▶ [Task goal]:
Extract every line of the material below and reproduce it faithfully.

▶ [Extracted data]:
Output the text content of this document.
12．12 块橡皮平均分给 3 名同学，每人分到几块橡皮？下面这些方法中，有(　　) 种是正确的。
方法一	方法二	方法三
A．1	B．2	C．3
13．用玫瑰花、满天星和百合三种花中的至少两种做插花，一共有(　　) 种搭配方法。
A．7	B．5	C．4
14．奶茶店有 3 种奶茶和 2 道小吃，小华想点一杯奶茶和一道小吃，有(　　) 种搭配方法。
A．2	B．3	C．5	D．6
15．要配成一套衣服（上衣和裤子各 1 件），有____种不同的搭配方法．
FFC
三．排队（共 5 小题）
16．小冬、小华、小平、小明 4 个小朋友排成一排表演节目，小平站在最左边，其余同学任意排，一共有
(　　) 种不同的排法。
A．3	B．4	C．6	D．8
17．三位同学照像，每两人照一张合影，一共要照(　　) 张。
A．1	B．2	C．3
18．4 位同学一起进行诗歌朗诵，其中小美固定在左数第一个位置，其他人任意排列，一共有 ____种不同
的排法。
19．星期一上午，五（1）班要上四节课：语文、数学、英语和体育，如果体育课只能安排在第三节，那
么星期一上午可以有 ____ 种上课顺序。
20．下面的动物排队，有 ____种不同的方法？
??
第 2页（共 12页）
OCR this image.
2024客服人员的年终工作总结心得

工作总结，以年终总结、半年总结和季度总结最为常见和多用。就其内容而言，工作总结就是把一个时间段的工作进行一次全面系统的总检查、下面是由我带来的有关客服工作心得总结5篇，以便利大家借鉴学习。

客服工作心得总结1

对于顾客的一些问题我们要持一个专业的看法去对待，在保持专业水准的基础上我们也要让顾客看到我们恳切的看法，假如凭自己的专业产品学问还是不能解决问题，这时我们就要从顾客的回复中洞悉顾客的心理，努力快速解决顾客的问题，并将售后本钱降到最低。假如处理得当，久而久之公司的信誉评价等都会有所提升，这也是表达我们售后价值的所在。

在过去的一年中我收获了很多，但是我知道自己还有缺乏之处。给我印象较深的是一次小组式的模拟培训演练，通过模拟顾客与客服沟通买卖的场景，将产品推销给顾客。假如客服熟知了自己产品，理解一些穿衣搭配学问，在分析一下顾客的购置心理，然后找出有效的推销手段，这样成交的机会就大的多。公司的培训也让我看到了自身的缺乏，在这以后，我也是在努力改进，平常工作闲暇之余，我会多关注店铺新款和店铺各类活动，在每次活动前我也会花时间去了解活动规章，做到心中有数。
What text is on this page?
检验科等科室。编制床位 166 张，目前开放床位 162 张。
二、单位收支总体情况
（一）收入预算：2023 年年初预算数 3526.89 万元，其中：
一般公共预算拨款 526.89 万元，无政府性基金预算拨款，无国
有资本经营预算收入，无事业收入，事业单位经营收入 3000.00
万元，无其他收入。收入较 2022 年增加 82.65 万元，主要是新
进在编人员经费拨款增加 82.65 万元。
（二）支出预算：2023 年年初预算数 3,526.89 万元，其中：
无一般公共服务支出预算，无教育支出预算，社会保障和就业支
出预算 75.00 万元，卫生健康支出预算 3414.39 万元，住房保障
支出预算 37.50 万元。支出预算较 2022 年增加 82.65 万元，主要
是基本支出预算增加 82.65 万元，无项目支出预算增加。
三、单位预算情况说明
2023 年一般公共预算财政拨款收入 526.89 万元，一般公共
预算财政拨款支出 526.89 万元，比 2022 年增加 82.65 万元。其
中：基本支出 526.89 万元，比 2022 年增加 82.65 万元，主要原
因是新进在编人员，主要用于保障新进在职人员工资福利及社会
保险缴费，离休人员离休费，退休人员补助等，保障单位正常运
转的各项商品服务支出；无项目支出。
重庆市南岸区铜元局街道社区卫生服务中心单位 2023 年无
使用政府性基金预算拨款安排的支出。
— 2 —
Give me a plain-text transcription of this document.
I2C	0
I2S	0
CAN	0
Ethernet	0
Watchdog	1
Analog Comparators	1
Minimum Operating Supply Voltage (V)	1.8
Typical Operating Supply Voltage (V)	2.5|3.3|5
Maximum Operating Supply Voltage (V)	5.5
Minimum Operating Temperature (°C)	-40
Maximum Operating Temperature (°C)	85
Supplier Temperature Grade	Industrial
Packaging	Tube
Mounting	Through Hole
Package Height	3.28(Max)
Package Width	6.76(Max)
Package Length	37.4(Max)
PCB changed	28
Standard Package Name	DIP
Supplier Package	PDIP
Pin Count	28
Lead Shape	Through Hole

▶ [Output of the exercise]:
Output the text content of this document.
12．12 块橡皮平均分给 3 名同学，每人分到几块橡皮？下面这些方法中，有(　　) 种是正确的。
方法一	方法二	方法三
A．1	B．2	C．3
13．用玫瑰花、满天星和百合三种花中的至少两种做插花，一共有(　　) 种搭配方法。
A．7	B．5	C．4
14．奶茶店有 3 种奶茶和 2 道小吃，小华想点一杯奶茶和一道小吃，有(　　) 种搭配方法。
A．2	B．3	C．5	D．6
15．要配成一套衣服（上衣和裤子各 1 件），有____种不同的搭配方法．
FFC
三．排队（共 5 小题）
16．小冬、小华、小平、小明 4 个小朋友排成一排表演节目，小平站在最左边，其余同学任意排，一共有
(　　) 种不同的排法。
A．3	B．4	C．6	D．8
17．三位同学照像，每两人照一张合影，一共要照(　　) 张。
A．1	B．2	C．3
18．4 位同学一起进行诗歌朗诵，其中小美固定在左数第一个位置，其他人任意排列，一共有 ____种不同
的排法。
19．星期一上午，五（1）班要上四节课：语文、数学、英语和体育，如果体育课只能安排在第三节，那
么星期一上午可以有 ____ 种上课顺序。
20．下面的动物排队，有 ____种不同的方法？
??
第 2页（共 12页）
OCR this image.
2024客服人员的年终工作总结心得

工作总结，以年终总结、半年总结和季度总结最为常见和多用。就其内容而言，工作总结就是把一个时间段的工作进行一次全面系统的总检查、下面是由我带来的有关客服工作心得总结5篇，以便利大家借鉴学习。

客服工作心得总结1

对于顾客的一些问题我们要持一个专业的看法去对待，在保持专业水准的基础上我们也要让顾客看到我们恳切的看法，假如凭自己的专业产品学问还是不能解决问题，这时我们就要从顾客的回复中洞悉顾客的心理，努力快速解决顾客的问题，并将售后本钱降到最低。假如处理得当，久而久之公司的信誉评价等都会有所提升，这也是表达我们售后价值的所在。

在过去的一年中我收获了很多，但是我知道自己还有缺乏之处。给我印象较深的是一次小组式的模拟培训演练，通过模拟顾客与客服沟通买卖的场景，将产品推销给顾客。假如客服熟知了自己产品，理解一些穿衣搭配学问，在分析一下顾客的购置心理，然后找出有效的推销手段，这样成交的机会就大的多。公司的培训也让我看到了自身的缺乏，在这以后，我也是在努力改进，平常工作闲暇之余，我会多关注店铺新款和店铺各类活动，在每次活动前我也会花时间去了解活动规章，做到心中有数。
What text is on this page?
检验科等科室。编制床位 166 张，目前开放床位 162 张。
二、单位收支总体情况
（一）收入预算：2023 年年初预算数 3526.89 万元，其中：
一般公共预算拨款 526.89 万元，无政府性基金预算拨款，无国
有资本经营预算收入，无事业收入，事业单位经营收入 3000.00
万元，无其他收入。收入较 2022 年增加 82.65 万元，主要是新
进在编人员经费拨款增加 82.65 万元。
（二）支出预算：2023 年年初预算数 3,526.89 万元，其中：
无一般公共服务支出预算，无教育支出预算，社会保障和就业支
出预算 75.00 万元，卫生健康支出预算 3414.39 万元，住房保障
支出预算 37.50 万元。支出预算较 2022 年增加 82.65 万元，主要
是基本支出预算增加 82.65 万元，无项目支出预算增加。
三、单位预算情况说明
2023 年一般公共预算财政拨款收入 526.89 万元，一般公共
预算财政拨款支出 526.89 万元，比 2022 年增加 82.65 万元。其
中：基本支出 526.89 万元，比 2022 年增加 82.65 万元，主要原
因是新进在编人员，主要用于保障新进在职人员工资福利及社会
保险缴费，离休人员离休费，退休人员补助等，保障单位正常运
转的各项商品服务支出；无项目支出。
重庆市南岸区铜元局街道社区卫生服务中心单位 2023 年无
使用政府性基金预算拨款安排的支出。
— 2 —
Give me a plain-text transcription of this document.
I2C	0
I2S	0
CAN	0
Ethernet	0
Watchdog	1
Analog Comparators	1
Minimum Operating Supply Voltage (V)	1.8
Typical Operating Supply Voltage (V)	2.5|3.3|5
Maximum Operating Supply Voltage (V)	5.5
Minimum Operating Temperature (°C)	-40
Maximum Operating Temperature (°C)	85
Supplier Temperature Grade	Industrial
Packaging	Tube
Mounting	Through Hole
Package Height	3.28(Max)
Package Width	6.76(Max)
Package Length	37.4(Max)
PCB changed	28
Standard Package Name	DIP
Supplier Package	PDIP
Pin Count	28
Lead Shape	Through Hole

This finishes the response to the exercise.